-- Start of Source material --

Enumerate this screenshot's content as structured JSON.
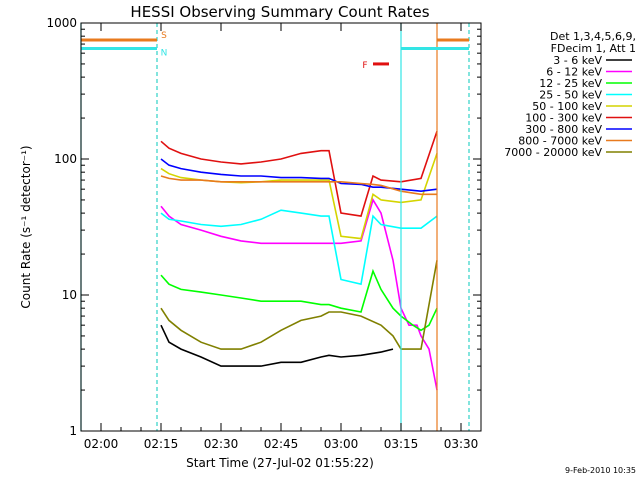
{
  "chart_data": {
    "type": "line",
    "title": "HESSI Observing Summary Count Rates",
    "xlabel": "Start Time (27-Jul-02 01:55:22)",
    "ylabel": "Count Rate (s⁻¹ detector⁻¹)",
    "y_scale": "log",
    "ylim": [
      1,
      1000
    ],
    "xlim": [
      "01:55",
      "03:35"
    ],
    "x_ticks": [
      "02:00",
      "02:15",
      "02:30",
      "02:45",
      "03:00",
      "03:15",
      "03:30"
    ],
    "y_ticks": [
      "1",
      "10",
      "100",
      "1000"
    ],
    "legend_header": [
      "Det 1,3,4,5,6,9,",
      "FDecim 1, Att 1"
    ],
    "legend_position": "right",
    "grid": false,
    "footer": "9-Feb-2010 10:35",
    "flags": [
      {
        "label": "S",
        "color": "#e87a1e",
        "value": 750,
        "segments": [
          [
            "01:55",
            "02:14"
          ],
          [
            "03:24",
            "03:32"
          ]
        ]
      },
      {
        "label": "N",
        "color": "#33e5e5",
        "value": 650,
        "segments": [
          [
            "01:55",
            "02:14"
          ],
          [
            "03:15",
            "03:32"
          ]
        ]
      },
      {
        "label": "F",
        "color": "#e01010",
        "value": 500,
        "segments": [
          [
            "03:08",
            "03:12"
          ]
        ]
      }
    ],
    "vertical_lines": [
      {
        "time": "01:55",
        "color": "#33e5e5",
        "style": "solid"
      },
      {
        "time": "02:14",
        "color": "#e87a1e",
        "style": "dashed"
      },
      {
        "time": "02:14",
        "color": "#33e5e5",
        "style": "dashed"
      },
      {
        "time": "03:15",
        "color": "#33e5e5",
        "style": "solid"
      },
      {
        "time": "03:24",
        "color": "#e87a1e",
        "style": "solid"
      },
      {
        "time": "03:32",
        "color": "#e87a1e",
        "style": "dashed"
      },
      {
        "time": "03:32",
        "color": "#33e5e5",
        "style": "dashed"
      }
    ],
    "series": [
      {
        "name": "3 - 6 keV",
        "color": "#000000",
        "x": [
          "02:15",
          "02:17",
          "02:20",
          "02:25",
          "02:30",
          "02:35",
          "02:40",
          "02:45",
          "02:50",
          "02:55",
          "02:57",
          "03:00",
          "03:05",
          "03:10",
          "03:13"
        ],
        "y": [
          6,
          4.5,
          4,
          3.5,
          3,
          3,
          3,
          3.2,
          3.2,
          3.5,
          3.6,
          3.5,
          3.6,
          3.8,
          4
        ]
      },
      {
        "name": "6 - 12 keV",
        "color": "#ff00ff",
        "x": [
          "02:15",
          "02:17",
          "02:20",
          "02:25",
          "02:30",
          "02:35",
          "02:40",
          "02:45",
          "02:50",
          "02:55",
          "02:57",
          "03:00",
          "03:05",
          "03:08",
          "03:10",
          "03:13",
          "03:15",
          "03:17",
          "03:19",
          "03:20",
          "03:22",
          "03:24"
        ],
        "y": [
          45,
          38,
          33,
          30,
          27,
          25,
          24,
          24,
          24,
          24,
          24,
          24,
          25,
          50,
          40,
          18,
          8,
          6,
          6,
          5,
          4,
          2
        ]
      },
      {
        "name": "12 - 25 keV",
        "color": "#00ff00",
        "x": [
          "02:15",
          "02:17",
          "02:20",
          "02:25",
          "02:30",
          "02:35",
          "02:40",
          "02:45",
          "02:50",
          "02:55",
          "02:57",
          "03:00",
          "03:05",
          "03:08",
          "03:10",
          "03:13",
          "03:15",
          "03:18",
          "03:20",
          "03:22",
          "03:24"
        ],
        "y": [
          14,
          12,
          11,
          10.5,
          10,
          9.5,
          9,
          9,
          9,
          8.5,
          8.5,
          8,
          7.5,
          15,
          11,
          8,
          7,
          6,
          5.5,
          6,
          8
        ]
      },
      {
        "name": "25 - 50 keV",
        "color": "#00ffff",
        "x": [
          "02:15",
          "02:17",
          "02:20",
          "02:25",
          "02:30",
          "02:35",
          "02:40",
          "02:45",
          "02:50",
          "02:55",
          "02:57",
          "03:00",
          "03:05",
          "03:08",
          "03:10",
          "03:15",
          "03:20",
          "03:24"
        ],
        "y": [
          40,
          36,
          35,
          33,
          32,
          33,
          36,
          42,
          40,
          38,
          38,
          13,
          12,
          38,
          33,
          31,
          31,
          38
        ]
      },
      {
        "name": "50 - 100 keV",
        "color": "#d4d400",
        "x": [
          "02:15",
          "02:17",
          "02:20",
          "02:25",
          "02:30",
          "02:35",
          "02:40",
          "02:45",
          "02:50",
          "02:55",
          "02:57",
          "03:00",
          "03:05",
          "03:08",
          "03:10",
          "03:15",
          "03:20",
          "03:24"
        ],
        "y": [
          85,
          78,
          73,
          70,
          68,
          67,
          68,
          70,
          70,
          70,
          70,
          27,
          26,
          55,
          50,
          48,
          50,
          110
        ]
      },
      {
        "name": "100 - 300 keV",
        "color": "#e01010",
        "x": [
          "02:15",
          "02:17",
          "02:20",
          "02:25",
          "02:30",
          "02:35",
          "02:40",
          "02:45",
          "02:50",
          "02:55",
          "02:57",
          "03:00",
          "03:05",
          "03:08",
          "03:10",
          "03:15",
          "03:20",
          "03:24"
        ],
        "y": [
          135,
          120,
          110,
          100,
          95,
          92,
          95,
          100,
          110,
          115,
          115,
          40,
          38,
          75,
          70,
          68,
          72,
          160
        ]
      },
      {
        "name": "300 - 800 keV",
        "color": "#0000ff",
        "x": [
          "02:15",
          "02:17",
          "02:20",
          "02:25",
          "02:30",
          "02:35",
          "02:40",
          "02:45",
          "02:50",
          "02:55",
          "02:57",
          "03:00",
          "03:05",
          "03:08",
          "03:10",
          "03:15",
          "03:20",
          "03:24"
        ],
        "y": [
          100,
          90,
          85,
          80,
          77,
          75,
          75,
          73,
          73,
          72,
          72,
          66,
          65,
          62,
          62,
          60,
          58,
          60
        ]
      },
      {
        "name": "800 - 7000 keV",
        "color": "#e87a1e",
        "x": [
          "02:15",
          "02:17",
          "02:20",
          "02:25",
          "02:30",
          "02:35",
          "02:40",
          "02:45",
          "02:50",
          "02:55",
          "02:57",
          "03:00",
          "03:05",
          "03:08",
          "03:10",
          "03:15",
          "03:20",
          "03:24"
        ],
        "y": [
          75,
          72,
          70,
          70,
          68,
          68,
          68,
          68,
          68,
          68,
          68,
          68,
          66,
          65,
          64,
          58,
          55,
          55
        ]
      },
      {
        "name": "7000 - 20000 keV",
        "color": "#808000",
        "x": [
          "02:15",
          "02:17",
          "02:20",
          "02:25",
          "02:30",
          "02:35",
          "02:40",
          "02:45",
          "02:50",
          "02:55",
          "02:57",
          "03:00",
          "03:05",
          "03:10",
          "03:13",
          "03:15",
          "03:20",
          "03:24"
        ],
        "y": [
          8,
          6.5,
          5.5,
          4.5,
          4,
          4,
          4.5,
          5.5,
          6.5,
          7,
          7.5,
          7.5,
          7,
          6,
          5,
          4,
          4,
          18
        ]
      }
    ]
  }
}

-- End of Source material --

Look for the word "Count" in every line of the listing and copy the lines that have it.

Answer to this exercise →
    "title": "HESSI Observing Summary Count Rates",
    "ylabel": "Count Rate (s⁻¹ detector⁻¹)",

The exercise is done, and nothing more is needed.